Given records:
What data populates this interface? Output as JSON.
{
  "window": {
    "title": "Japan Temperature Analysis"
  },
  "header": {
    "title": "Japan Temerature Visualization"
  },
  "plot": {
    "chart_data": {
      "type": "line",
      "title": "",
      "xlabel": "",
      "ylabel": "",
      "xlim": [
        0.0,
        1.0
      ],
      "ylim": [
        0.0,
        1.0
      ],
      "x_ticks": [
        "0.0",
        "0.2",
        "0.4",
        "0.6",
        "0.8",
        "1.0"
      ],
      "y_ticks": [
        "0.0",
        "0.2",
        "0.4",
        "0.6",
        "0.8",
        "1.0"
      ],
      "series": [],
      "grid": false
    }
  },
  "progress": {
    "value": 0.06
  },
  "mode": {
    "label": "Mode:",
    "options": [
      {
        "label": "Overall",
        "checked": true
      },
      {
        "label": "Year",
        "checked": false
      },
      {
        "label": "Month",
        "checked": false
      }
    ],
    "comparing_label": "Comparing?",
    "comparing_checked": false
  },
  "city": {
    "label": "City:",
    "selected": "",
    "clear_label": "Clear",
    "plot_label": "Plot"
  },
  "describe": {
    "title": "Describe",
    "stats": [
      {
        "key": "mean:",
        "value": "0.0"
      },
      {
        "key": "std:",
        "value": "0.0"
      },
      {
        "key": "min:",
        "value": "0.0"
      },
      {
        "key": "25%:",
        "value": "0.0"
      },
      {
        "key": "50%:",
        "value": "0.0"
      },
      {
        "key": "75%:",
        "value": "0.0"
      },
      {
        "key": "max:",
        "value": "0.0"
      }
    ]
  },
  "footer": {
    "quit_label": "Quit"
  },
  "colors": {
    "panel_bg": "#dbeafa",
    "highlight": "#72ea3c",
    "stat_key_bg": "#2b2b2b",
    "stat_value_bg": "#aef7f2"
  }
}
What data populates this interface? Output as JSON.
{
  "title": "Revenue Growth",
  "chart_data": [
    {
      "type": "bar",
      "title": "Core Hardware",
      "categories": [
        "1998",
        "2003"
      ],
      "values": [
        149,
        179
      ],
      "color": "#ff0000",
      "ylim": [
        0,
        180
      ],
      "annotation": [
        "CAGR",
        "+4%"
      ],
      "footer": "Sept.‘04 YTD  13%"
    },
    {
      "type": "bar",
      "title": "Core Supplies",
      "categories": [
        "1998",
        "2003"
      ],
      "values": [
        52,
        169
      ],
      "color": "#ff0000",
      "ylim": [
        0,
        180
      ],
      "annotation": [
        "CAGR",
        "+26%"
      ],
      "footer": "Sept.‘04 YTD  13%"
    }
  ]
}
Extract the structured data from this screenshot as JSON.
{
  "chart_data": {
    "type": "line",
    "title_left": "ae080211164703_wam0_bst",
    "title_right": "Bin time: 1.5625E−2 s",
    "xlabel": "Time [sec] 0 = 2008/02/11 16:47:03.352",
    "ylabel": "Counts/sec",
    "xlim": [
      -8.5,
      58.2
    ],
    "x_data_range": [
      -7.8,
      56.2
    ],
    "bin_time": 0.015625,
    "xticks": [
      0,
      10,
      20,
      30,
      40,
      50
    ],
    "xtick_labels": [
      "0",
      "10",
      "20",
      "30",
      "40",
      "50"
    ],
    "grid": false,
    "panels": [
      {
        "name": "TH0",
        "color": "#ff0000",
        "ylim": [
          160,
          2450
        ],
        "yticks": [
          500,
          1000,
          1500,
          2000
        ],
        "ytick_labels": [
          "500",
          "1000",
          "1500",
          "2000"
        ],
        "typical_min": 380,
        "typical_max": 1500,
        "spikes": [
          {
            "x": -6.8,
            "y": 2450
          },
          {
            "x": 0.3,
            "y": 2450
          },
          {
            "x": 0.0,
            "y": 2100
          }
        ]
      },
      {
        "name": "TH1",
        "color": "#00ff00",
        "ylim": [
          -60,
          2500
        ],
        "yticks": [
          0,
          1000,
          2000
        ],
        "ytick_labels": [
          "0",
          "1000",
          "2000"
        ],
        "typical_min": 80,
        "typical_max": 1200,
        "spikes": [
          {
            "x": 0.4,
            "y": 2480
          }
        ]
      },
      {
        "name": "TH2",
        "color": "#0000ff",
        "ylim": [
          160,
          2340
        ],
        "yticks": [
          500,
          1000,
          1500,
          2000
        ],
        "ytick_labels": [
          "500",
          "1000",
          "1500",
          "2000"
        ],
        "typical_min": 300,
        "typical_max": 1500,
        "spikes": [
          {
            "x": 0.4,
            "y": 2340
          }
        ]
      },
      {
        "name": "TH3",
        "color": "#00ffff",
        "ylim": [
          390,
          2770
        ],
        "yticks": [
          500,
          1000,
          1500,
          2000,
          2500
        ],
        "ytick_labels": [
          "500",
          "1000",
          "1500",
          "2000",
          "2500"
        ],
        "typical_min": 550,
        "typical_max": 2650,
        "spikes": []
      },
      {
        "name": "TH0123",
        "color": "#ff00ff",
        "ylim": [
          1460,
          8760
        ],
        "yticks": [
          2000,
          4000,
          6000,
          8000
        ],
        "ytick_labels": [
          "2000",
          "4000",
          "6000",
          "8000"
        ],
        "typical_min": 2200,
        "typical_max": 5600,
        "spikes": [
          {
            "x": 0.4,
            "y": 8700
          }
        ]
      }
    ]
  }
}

Given task: Gather every line from the listing above in which "false" appears, and copy those lines.

Solution:
      "grid": false
        "checked": false
        "checked": false
    "comparing_checked": false
    "grid": false,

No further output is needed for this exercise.